Stored items
···

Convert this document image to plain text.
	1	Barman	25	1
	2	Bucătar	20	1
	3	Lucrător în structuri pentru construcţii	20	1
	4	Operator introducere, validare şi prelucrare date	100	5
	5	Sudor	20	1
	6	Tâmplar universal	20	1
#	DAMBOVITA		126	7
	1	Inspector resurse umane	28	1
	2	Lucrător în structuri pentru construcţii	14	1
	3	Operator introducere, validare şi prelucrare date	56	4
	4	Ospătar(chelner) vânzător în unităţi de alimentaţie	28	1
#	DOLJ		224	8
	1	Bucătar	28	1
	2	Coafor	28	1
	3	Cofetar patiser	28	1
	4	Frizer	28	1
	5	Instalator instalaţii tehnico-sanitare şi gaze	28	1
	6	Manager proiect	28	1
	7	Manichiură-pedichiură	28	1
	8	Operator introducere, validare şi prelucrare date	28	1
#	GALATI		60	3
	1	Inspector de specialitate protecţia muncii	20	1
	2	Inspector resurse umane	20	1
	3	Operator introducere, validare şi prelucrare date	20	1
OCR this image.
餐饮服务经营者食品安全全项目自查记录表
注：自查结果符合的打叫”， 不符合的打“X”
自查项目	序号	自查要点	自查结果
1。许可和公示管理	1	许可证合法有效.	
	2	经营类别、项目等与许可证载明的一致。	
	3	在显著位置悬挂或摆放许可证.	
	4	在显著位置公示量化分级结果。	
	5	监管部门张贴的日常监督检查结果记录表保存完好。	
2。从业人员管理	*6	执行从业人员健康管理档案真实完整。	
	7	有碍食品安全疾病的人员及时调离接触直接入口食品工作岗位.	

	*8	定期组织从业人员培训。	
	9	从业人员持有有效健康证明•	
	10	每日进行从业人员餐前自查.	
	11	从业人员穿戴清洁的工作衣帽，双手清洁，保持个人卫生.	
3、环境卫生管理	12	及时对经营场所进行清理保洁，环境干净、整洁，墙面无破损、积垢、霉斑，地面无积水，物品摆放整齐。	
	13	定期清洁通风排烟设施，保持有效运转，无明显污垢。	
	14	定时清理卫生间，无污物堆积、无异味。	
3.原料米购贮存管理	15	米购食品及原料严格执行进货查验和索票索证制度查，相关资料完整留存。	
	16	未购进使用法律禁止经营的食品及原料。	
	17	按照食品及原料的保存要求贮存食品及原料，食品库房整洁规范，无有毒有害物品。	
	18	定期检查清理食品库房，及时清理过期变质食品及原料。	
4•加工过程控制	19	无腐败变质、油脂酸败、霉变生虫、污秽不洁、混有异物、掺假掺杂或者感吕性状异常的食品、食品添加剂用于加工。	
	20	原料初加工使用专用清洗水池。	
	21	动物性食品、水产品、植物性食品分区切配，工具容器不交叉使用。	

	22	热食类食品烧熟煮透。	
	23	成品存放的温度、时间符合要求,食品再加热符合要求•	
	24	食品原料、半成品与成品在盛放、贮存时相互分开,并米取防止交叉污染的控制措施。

···

§ Written instruction:
Copy out each line in the preceding records that contains "resurse".

§ In response:
	1	Inspector resurse umane	28	1
	2	Inspector resurse umane	20	1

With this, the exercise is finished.